_Goal of the exercise_: Count every line in the data below where "label" occurs, then state that number and nothing more.

##### Supplied entries

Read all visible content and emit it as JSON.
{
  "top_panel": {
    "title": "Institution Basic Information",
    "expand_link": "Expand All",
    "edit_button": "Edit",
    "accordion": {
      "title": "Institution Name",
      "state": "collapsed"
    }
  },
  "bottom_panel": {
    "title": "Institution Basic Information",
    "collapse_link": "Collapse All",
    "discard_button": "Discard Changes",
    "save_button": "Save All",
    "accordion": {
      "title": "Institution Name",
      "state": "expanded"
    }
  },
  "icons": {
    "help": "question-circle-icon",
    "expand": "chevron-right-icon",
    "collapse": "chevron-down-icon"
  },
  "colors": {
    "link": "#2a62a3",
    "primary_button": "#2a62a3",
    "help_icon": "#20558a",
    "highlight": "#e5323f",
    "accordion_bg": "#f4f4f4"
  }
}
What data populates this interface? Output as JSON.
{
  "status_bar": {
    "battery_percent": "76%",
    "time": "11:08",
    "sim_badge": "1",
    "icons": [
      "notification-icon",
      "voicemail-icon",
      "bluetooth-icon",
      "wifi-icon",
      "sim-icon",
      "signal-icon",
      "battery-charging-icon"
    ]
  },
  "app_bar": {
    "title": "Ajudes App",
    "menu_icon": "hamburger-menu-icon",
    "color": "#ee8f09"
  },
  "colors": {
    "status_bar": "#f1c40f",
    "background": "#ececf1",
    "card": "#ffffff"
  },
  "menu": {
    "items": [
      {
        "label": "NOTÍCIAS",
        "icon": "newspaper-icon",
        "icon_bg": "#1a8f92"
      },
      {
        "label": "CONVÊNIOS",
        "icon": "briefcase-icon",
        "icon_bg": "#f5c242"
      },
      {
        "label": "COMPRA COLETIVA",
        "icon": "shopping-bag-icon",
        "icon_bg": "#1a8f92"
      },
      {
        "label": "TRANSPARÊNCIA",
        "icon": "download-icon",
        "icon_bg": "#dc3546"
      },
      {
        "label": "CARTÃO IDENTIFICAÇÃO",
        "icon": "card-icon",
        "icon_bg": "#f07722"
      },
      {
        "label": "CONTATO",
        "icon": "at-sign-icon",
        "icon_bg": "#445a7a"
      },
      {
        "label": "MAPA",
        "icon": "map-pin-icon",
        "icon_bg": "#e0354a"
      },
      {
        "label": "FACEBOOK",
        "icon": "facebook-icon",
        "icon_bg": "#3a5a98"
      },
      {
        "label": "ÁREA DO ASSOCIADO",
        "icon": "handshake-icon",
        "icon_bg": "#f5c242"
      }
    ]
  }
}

##########

_Answer for this exercise_: 9